__Work to be completed__. Count how many lines hold the string "Monthly", and give only that number.

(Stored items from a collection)

****

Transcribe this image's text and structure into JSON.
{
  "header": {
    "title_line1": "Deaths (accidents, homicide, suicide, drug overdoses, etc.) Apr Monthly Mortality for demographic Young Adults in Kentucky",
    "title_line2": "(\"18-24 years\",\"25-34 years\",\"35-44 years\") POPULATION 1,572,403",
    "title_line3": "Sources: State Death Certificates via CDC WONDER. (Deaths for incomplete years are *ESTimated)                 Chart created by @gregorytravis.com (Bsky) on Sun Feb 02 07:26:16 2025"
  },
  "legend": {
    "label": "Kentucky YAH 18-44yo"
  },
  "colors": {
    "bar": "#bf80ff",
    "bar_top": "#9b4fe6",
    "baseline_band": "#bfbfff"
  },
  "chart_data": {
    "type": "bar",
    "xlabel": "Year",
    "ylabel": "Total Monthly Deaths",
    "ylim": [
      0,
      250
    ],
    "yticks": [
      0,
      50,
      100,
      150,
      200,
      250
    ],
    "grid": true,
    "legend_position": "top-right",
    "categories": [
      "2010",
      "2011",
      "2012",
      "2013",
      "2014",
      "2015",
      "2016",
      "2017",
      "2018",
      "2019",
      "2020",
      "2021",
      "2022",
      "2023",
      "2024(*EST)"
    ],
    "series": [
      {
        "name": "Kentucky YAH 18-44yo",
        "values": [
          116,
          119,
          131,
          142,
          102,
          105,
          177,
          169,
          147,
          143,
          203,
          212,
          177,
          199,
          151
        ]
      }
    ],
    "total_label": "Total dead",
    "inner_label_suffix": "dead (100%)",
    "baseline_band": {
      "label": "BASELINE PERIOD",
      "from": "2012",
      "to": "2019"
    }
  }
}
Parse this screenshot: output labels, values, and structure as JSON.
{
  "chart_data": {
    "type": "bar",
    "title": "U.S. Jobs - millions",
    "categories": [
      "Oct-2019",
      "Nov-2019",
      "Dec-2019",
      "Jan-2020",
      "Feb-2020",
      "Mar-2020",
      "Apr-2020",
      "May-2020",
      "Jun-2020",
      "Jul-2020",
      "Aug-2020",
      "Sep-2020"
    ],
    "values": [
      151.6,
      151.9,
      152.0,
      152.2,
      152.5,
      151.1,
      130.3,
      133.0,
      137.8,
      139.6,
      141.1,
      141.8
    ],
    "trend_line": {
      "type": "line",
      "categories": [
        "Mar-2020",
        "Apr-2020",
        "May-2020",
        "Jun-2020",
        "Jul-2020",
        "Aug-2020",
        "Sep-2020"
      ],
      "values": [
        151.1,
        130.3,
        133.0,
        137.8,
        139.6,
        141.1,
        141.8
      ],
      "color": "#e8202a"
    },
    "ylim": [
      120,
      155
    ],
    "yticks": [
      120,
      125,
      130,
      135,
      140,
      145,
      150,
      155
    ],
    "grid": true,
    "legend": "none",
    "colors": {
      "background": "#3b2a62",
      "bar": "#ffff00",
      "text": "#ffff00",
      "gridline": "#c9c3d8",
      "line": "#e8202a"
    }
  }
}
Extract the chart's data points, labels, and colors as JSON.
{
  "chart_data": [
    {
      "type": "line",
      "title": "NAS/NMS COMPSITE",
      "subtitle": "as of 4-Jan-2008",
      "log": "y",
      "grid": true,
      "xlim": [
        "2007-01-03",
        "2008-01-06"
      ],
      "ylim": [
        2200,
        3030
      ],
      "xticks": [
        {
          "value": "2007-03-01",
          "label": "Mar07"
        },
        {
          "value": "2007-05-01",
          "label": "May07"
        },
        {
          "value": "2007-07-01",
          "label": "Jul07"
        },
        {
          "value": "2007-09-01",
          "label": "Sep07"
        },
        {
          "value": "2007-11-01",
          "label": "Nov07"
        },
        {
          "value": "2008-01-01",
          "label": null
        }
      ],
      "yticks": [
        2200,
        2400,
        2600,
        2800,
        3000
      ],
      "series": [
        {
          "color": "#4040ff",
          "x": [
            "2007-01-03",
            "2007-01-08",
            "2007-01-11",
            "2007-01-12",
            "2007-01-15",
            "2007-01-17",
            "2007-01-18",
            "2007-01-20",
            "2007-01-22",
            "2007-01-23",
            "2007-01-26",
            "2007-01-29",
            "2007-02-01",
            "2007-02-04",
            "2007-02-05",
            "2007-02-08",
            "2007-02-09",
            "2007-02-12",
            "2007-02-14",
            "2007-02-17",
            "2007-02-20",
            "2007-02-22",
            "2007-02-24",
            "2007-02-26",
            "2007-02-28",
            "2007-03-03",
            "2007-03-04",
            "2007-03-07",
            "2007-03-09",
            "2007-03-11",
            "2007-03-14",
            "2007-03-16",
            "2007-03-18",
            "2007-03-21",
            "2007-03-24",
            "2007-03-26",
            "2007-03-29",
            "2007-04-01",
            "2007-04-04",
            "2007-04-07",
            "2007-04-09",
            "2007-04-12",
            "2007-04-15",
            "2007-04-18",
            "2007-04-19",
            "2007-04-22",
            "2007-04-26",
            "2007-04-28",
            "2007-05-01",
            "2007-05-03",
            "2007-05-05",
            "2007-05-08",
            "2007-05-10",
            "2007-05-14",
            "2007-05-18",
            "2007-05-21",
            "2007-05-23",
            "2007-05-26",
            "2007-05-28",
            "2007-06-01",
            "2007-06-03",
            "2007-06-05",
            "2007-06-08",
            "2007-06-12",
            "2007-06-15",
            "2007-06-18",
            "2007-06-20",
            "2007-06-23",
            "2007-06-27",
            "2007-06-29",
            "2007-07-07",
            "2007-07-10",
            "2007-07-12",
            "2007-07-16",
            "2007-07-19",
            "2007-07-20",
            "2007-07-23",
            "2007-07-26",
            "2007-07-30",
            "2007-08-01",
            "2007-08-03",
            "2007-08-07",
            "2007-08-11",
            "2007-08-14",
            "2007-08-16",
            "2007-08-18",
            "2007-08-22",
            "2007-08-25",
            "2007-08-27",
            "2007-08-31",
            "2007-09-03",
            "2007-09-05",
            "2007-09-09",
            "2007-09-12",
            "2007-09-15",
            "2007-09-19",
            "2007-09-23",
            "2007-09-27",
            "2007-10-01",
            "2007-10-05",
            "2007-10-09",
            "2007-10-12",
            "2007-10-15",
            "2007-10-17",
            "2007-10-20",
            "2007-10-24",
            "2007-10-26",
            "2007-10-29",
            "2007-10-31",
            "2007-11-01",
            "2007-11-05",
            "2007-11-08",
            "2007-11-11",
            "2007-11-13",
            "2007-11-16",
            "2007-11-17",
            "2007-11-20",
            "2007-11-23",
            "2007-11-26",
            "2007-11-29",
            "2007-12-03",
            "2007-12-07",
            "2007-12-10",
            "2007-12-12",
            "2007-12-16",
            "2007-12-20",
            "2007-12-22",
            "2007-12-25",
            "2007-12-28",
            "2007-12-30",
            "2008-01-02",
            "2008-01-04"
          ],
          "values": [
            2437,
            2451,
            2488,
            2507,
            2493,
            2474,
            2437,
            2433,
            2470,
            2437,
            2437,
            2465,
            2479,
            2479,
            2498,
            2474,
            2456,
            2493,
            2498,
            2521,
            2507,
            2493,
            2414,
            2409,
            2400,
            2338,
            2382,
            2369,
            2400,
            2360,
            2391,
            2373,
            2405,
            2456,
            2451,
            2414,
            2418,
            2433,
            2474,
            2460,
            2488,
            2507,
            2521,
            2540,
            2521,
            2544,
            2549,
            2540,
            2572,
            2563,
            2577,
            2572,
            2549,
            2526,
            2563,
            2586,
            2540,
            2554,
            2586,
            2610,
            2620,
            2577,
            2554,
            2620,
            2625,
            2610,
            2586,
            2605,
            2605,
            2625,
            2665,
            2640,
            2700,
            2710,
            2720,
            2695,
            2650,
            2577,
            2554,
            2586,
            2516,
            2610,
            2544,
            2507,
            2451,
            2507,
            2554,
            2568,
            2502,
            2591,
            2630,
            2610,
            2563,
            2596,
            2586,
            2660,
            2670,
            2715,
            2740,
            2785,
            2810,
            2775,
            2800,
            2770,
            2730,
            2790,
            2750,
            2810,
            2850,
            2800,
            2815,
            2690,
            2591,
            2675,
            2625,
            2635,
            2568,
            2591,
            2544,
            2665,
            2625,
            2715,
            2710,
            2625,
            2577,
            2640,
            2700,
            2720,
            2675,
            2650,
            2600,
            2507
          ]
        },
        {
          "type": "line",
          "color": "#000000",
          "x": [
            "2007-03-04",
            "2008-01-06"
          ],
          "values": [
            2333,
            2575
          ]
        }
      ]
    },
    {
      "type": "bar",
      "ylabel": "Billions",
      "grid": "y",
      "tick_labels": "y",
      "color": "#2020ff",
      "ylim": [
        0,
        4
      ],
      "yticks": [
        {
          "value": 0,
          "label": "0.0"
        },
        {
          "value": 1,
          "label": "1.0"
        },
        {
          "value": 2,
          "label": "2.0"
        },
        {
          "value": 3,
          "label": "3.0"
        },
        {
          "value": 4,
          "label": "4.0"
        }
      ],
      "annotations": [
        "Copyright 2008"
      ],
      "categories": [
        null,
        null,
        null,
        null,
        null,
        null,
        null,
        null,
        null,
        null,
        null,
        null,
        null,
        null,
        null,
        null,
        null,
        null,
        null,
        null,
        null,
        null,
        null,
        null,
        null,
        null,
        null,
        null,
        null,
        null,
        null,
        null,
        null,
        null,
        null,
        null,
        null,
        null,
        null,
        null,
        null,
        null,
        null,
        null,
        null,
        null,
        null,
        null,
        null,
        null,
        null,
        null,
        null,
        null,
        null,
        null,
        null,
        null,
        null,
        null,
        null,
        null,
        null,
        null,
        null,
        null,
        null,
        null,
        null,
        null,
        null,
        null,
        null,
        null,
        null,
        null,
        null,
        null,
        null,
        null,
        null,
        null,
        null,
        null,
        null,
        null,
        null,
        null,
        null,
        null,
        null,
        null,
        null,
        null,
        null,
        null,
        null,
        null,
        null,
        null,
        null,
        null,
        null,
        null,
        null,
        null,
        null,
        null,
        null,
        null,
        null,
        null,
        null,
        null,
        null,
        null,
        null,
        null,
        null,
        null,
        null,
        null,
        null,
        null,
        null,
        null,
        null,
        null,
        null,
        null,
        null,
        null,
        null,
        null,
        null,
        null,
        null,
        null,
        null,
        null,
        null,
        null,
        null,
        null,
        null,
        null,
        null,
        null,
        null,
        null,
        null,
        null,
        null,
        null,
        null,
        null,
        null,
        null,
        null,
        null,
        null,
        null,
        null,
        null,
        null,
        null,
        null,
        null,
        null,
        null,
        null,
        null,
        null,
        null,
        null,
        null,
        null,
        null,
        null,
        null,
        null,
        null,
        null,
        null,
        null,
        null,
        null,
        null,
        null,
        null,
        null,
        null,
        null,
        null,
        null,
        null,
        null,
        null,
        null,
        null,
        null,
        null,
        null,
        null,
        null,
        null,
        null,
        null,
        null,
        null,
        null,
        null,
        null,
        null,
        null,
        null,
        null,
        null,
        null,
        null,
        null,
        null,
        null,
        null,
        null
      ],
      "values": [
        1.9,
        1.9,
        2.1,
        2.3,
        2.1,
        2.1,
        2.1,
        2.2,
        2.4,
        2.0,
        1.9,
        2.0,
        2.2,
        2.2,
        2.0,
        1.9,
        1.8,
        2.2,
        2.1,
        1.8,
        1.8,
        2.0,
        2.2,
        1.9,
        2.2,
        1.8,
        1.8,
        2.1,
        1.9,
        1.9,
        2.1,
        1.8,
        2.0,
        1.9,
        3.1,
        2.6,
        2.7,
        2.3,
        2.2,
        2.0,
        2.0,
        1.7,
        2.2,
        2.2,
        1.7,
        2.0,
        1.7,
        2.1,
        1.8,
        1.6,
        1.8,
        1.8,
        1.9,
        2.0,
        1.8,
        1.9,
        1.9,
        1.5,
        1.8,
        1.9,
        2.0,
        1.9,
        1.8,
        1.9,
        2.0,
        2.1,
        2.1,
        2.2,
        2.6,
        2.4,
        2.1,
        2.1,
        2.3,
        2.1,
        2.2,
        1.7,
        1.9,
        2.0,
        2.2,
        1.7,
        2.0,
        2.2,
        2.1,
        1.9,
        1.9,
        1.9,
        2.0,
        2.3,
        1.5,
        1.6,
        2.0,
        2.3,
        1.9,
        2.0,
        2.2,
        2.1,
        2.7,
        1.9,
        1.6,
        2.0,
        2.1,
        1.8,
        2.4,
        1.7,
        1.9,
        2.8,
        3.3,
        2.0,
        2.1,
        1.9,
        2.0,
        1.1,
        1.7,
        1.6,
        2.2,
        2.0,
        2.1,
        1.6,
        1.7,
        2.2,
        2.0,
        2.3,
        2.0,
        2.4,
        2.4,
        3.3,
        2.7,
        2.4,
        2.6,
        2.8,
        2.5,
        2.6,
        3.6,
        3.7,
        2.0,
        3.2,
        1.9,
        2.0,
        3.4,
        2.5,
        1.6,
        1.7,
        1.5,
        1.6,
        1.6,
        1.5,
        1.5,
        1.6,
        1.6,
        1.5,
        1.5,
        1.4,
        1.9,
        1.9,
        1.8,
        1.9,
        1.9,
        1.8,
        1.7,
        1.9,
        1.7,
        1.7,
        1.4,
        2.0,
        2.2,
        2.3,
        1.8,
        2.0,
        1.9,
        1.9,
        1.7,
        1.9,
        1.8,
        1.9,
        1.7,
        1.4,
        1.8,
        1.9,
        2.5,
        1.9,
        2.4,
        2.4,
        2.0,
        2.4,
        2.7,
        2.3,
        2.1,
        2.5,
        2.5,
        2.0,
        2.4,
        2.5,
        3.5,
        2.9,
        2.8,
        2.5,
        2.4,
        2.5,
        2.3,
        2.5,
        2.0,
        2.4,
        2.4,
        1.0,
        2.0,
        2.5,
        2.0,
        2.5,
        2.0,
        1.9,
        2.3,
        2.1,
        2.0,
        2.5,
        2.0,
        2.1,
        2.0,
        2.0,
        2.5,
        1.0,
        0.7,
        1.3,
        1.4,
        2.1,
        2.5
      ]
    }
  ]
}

****

__Full solution__. 2